Required work: Copy each line in the data that includes the word "this".

Records supplied:
════════

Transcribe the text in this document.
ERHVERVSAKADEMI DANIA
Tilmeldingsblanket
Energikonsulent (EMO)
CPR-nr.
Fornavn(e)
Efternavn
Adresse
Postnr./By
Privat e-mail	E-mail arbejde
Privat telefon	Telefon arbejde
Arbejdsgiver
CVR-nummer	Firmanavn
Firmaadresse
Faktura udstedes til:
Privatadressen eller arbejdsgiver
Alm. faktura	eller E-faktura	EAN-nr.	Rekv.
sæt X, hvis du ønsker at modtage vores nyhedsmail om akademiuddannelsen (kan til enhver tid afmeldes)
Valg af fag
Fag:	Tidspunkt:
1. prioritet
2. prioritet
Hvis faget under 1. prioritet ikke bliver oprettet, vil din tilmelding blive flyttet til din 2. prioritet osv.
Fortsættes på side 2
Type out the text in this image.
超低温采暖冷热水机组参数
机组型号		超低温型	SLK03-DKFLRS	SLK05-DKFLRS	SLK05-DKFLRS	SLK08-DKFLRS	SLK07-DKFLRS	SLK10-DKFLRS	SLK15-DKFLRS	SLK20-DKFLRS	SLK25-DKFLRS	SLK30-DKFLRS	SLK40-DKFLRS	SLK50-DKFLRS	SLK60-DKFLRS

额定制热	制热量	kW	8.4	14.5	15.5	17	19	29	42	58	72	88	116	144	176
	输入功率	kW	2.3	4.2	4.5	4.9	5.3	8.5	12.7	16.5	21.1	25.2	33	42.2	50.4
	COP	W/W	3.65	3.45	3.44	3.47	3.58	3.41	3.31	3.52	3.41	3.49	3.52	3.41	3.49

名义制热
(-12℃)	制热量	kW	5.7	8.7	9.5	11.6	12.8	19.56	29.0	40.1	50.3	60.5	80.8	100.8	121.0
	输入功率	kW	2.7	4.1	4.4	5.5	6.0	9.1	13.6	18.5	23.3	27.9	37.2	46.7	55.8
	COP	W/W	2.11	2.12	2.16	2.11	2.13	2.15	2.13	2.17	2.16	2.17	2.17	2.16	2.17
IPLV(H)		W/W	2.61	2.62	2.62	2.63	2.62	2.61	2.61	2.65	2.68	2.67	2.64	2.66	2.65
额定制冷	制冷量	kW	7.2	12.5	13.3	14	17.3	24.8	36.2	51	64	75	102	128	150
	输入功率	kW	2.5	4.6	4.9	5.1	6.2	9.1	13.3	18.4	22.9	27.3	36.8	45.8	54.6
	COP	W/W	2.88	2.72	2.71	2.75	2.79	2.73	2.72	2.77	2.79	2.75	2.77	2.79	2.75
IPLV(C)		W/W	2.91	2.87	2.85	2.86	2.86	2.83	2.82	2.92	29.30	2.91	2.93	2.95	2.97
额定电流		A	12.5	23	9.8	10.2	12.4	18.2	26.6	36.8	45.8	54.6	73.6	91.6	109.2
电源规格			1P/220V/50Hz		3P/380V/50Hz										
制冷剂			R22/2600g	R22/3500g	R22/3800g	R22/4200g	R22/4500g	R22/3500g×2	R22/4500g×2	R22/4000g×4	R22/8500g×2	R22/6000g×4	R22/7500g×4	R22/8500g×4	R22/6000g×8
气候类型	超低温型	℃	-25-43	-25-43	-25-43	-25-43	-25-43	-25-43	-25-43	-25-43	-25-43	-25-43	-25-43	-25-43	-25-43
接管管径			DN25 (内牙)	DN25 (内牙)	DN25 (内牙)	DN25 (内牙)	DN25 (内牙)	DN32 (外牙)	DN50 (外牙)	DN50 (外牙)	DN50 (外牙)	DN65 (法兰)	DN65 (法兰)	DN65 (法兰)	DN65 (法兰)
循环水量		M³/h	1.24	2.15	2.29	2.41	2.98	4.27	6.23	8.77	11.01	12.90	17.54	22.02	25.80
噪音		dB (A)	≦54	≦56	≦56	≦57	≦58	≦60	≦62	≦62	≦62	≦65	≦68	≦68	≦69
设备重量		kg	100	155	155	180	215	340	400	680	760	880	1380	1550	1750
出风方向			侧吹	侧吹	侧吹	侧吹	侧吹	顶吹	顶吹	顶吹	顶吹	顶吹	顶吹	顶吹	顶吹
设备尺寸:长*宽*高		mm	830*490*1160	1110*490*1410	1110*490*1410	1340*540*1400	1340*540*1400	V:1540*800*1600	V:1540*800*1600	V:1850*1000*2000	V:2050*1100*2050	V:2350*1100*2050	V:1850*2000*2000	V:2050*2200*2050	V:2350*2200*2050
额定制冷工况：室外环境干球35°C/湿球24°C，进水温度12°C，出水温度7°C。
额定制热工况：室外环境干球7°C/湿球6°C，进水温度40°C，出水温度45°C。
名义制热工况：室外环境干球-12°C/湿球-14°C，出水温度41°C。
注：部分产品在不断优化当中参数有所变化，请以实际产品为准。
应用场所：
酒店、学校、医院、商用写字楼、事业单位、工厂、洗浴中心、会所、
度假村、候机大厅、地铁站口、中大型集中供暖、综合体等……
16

════════

Exercise result:
Transcribe the text in this document.
Type out the text in this image.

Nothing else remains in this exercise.